### Trecho para leitura
- - - - - - -
O Parlamento Europeu concluiu em 2023 uma investigação sobre a utilização de softwares espiões entre os países-membros da União Europeia. Parte do documento é destinado a relatar as negociações e suspeitas envolvendo as empresas Verint e Cognyte.
O relatório final do inquérito destaca que a empresa vendeu produtos espiões para governos repressivos, como Mianmar, Azerbaijão, Indonésia e Sudão do Sul. “Neste último caso, o Serviço de Segurança Nacional do Sudão do Sul utilizou equipamento de interceptação da Verint contra ativistas dos direitos humanos e jornalistas entre março de 2015 e fevereiro de 2017.”
O documento ainda diz que a tecnologia GI2, da Verint, foi enviada a uma filial da empresa na Polônia para “fins de demonstração”. “A tecnologia GI2 permite acessar um determinado dispositivo e fazer-se passar pelo proprietário e enviar mensagens falsas através desse dispositivo”, completa.
A reportagem procurou a Verint por ligações, emails e mensagens a funcionários da empresa, mas não teve resposta.
- - - - - - -
### Os registros

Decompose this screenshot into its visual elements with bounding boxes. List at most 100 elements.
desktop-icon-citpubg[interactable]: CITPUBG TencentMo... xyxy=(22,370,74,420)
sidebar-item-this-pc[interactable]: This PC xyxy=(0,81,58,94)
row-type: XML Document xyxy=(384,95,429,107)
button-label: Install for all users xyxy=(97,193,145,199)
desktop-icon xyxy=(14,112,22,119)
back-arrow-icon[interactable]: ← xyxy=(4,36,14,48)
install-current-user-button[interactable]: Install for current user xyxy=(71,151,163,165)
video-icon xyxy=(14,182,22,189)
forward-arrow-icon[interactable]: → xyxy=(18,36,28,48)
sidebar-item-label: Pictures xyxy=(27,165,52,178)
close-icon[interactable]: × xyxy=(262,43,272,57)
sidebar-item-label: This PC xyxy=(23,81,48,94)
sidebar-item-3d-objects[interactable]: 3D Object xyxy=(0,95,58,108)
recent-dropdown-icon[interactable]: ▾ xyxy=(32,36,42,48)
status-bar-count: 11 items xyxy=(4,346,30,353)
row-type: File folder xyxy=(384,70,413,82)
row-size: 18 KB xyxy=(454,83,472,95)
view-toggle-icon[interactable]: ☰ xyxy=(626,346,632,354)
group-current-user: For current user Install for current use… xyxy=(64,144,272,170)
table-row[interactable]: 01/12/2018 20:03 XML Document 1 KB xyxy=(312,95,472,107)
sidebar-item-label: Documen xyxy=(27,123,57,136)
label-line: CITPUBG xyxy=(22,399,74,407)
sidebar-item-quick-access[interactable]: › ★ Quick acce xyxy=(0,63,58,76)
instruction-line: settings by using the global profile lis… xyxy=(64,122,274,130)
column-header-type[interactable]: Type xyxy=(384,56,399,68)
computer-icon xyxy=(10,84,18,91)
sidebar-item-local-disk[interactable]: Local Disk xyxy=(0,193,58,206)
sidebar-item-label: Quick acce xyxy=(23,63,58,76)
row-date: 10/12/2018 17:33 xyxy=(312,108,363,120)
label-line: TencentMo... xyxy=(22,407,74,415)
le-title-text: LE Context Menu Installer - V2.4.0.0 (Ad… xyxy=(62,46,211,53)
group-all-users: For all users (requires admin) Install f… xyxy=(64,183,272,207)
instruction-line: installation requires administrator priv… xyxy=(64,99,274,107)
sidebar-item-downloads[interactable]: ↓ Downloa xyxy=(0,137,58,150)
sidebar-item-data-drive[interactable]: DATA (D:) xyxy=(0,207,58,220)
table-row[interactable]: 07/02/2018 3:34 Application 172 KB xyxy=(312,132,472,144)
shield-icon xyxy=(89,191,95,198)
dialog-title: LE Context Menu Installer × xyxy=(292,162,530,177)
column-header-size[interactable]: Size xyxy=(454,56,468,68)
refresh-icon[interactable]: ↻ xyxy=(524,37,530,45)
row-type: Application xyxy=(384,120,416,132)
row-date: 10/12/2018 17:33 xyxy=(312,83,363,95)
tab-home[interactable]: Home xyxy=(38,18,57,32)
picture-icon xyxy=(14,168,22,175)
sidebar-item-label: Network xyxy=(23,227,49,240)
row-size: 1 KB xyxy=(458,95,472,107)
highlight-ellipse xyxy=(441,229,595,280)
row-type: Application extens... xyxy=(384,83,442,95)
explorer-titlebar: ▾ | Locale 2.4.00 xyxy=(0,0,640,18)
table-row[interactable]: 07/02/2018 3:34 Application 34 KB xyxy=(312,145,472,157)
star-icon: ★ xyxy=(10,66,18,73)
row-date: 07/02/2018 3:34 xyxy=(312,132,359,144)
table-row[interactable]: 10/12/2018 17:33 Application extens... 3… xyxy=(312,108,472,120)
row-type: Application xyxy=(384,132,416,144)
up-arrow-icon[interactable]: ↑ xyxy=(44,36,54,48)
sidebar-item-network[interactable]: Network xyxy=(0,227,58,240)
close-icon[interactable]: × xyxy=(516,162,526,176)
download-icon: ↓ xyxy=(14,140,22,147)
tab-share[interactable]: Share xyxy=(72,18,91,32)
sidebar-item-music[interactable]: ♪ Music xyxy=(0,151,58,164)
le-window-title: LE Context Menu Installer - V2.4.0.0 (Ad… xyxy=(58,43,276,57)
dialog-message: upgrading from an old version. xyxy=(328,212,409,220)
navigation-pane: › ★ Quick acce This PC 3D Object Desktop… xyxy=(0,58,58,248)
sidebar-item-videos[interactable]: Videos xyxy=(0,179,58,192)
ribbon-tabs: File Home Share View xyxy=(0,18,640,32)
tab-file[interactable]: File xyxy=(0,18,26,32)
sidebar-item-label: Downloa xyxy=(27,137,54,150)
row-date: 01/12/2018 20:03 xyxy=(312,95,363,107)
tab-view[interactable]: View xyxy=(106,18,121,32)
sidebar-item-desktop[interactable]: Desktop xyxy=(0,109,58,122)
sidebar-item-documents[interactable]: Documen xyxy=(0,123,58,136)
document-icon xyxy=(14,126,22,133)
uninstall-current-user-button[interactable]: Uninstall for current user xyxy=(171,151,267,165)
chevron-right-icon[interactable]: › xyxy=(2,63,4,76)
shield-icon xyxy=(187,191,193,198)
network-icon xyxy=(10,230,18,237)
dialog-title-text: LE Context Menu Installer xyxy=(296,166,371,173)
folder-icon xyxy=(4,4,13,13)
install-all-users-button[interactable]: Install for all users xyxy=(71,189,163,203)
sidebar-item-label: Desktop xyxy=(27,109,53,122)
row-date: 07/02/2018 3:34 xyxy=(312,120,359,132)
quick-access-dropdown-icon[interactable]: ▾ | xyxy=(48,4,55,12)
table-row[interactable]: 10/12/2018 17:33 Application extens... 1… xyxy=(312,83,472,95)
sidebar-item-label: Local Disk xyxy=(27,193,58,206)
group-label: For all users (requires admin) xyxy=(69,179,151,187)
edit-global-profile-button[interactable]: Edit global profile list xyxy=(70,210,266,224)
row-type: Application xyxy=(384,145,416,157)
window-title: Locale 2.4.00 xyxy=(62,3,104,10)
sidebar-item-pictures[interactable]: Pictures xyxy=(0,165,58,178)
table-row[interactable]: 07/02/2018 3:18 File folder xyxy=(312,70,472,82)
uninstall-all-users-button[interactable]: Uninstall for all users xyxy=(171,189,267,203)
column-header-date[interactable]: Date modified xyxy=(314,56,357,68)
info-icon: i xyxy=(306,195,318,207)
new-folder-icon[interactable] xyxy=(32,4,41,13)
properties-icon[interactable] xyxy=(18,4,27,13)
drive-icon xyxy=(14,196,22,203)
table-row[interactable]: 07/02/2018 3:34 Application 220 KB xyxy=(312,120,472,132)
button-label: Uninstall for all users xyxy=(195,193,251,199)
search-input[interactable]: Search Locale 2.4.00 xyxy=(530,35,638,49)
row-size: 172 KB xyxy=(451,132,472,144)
- - - - - - -
### Objetivo do exercício
Dê continuidade ao texto sobre a investigação do Parlamento Europeu acerca de softwares espiões, começando logo após a última frase apresentada.

### Resposta
Como funciona a integração de FirstMile e GI2
A Verint Systems é uma empresa israelense que fornece mundialmente serviços e soluções de inteligência para governos e agências. Em 2021, o grupo decidiu desmembrar seu setor de inteligência para a Cognyte Software, que manteve os contratos firmados pela antecessora com diversos órgãos governamentais brasileiros.
Em documentos enviados aos seus clientes, a Verint oferecia a venda dos sistemas SkyLock (antecessor do FirstMile e que fornece o mesmo serviço) e GI2 em conjunto. Na prática, as funcionalidades dos dois produtos são complementares.
O FirstMile utiliza uma brecha no protocolo internacional das telecomunicações, chamado de SS7 (Sistema de Sinalização nº7), para obter acesso da localização aproximada de celulares.
O protocolo funciona da seguinte maneira: quando alguém liga para o celular de outra pessoa, a rede de telefonia precisa localizar em qual antena de celular cada um dos interlocutores está conectado.
A operadora da pessoa que faz a chamada solicita à operadora de quem recebe a ligação a localização da antena. O protocolo é quase instantâneo, e a conexão entre os dois celulares é estabelecida.
Empresas de inteligência encontraram uma brecha nesse protocolo internacional ao descobrir que nenhuma operadora bloqueava os pedidos de localização -já que são muitas as solicitações feitas a todo momento.
Esses grupos viram que seria possível criar empresas de telecomunicação de fachada para solicitar às operadoras reais a localização de celulares.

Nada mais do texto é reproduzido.